--- Start EXTRACTED INFORMATION ---

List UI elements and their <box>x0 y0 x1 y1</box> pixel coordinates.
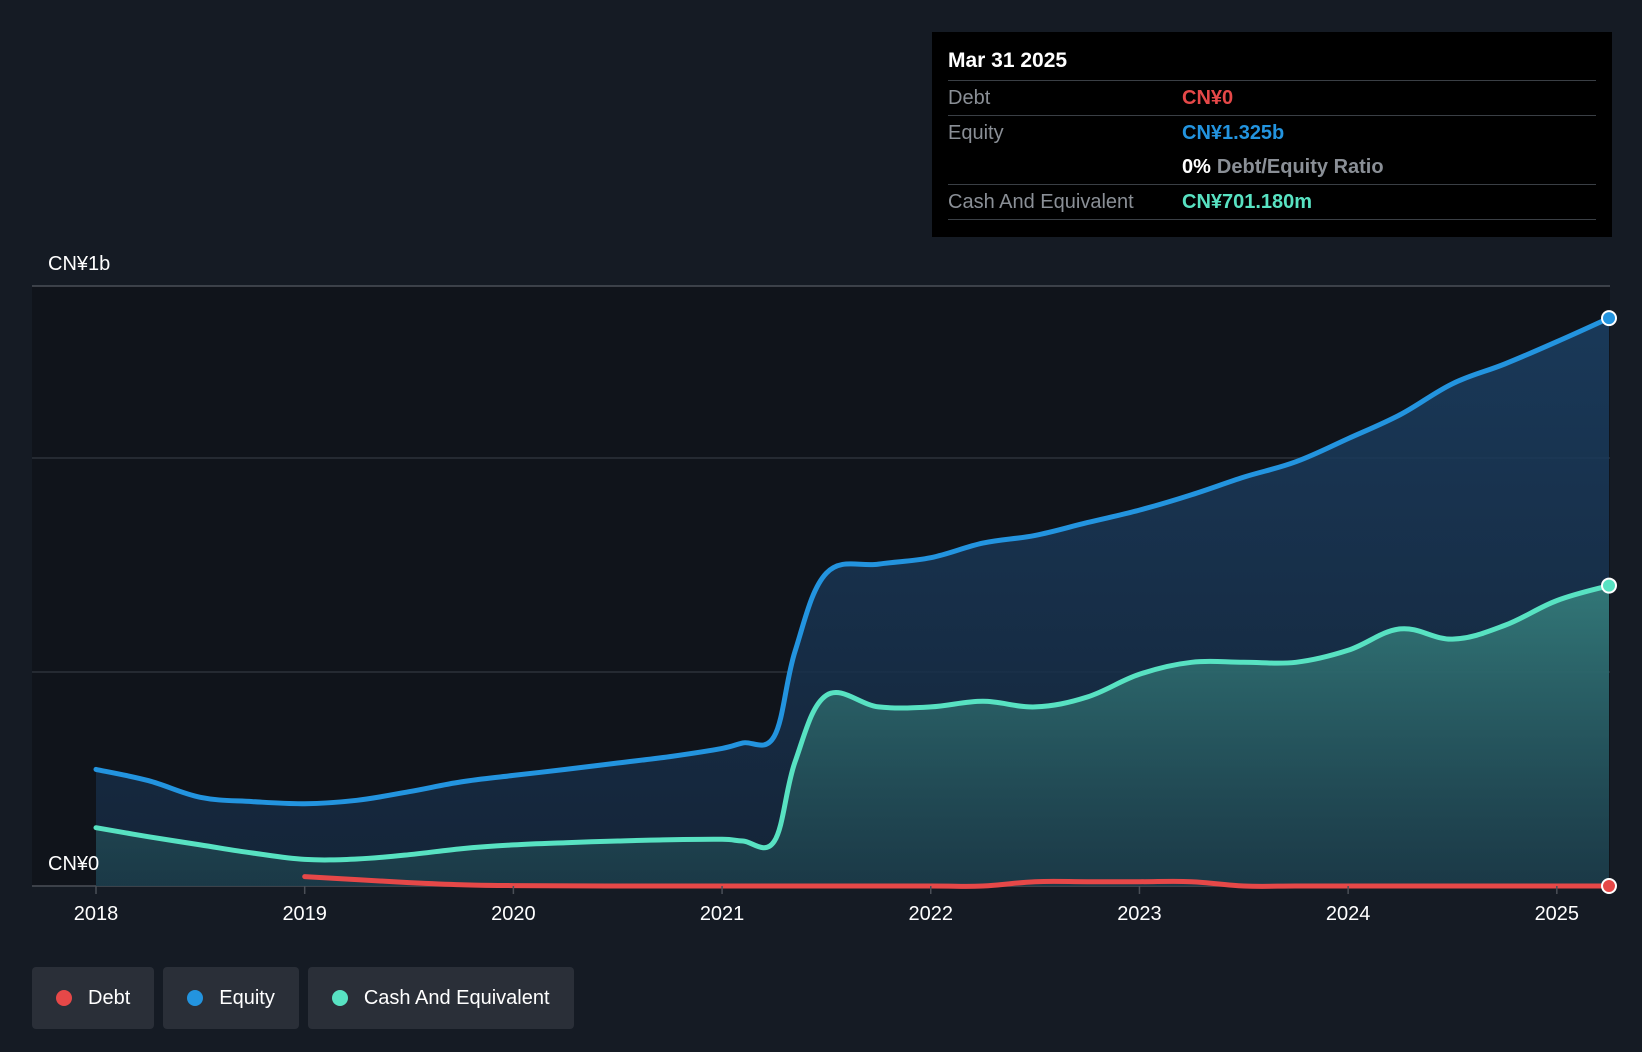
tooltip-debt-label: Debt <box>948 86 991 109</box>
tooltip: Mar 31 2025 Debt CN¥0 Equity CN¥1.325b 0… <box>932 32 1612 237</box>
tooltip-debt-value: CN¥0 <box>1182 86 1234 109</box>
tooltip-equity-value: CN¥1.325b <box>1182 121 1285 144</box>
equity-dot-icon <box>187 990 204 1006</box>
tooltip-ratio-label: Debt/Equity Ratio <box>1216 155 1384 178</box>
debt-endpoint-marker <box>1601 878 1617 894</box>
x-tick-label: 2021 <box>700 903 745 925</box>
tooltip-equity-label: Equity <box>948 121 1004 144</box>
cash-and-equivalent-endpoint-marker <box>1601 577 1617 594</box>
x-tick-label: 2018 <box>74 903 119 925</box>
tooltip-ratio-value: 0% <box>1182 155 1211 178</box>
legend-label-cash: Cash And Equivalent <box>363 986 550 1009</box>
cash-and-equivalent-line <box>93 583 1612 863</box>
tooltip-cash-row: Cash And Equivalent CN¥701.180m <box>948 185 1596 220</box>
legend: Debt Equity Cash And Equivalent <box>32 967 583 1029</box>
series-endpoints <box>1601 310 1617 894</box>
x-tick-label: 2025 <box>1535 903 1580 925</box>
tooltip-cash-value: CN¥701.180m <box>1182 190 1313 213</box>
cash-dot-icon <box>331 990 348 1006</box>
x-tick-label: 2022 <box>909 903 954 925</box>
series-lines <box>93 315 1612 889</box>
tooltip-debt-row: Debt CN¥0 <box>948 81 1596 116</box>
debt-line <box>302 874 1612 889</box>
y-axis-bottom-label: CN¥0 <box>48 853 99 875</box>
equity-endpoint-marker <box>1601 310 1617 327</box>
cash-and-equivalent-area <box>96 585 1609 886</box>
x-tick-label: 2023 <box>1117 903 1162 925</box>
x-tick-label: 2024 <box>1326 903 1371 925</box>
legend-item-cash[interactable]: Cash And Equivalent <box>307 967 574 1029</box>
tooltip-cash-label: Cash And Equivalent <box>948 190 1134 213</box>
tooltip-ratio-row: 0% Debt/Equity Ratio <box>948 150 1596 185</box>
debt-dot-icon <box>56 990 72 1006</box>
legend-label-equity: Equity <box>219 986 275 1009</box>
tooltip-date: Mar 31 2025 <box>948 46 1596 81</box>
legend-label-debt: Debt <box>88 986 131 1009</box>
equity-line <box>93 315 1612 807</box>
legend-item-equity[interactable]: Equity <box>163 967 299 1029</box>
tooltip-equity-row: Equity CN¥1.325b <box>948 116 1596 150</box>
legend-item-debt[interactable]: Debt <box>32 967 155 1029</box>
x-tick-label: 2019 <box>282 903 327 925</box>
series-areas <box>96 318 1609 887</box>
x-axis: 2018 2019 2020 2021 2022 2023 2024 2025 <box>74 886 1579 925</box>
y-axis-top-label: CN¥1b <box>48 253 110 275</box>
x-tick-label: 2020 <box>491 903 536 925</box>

--- End EXTRACTED INFORMATION ---

_YOUR TASK:_
Please put every line of the records above into a Markdown table with two columns, Row for the row number and Line for the line itself, skipping any blank lines. Leave the pictures out of the table.

_THE SOLUTION:_
| Row | Line |
|---|---|
| 1 | List UI elements and their <box>x0 y0 x1 y1</box> pixel coordinates. |
| 2 | tooltip-debt-label: Debt <box>948 86 991 109</box> |
| 3 | tooltip: Mar 31 2025 Debt CN¥0 Equity CN¥1.325b 0… <box>932 32 1612 237</box> |
| 4 | tooltip-debt-value: CN¥0 <box>1182 86 1234 109</box> |
| 5 | tooltip-equity-value: CN¥1.325b <box>1182 121 1285 144</box> |
| 6 | equity-dot-icon <box>187 990 204 1006</box> |
| 7 | tooltip-ratio-label: Debt/Equity Ratio <box>1216 155 1384 178</box> |
| 8 | debt-endpoint-marker <box>1601 878 1617 894</box> |
| 9 | x-tick-label: 2021 <box>700 903 745 925</box> |
| 10 | tooltip-equity-label: Equity <box>948 121 1004 144</box> |
| 11 | cash-and-equivalent-endpoint-marker <box>1601 577 1617 594</box> |
| 12 | x-tick-label: 2018 <box>74 903 119 925</box> |
| 13 | tooltip-ratio-value: 0% <box>1182 155 1211 178</box> |
| 14 | legend-label-cash: Cash And Equivalent <box>363 986 550 1009</box> |
| 15 | cash-and-equivalent-line <box>93 583 1612 863</box> |
| 16 | tooltip-cash-row: Cash And Equivalent CN¥701.180m <box>948 185 1596 220</box> |
| 17 | legend: Debt Equity Cash And Equivalent <box>32 967 583 1029</box> |
| 18 | series-endpoints <box>1601 310 1617 894</box> |
| 19 | x-tick-label: 2025 <box>1535 903 1580 925</box> |
| 20 | tooltip-cash-value: CN¥701.180m <box>1182 190 1313 213</box> |
| 21 | cash-dot-icon <box>331 990 348 1006</box> |
| 22 | x-tick-label: 2022 <box>909 903 954 925</box> |
| 23 | series-lines <box>93 315 1612 889</box> |
| 24 | tooltip-debt-row: Debt CN¥0 <box>948 81 1596 116</box> |
| 25 | debt-line <box>302 874 1612 889</box> |
| 26 | y-axis-bottom-label: CN¥0 <box>48 853 99 875</box> |
| 27 | equity-endpoint-marker <box>1601 310 1617 327</box> |
| 28 | cash-and-equivalent-area <box>96 585 1609 886</box> |
| 29 | x-tick-label: 2023 <box>1117 903 1162 925</box> |
| 30 | x-tick-label: 2024 <box>1326 903 1371 925</box> |
| 31 | legend-item-cash[interactable]: Cash And Equivalent <box>307 967 574 1029</box> |
| 32 | tooltip-cash-label: Cash And Equivalent <box>948 190 1134 213</box> |
| 33 | tooltip-ratio-row: 0% Debt/Equity Ratio <box>948 150 1596 185</box> |
| 34 | debt-dot-icon <box>56 990 72 1006</box> |
| 35 | legend-label-equity: Equity <box>219 986 275 1009</box> |
| 36 | tooltip-date: Mar 31 2025 <box>948 46 1596 81</box> |
| 37 | legend-label-debt: Debt <box>88 986 131 1009</box> |
| 38 | equity-line <box>93 315 1612 807</box> |
| 39 | legend-item-equity[interactable]: Equity <box>163 967 299 1029</box> |
| 40 | tooltip-equity-row: Equity CN¥1.325b <box>948 116 1596 150</box> |
| 41 | legend-item-debt[interactable]: Debt <box>32 967 155 1029</box> |
| 42 | x-tick-label: 2019 <box>282 903 327 925</box> |
| 43 | series-areas <box>96 318 1609 887</box> |
| 44 | x-axis: 2018 2019 2020 2021 2022 2023 2024 2025 <box>74 886 1579 925</box> |
| 45 | y-axis-top-label: CN¥1b <box>48 253 110 275</box> |
| 46 | x-tick-label: 2020 <box>491 903 536 925</box> |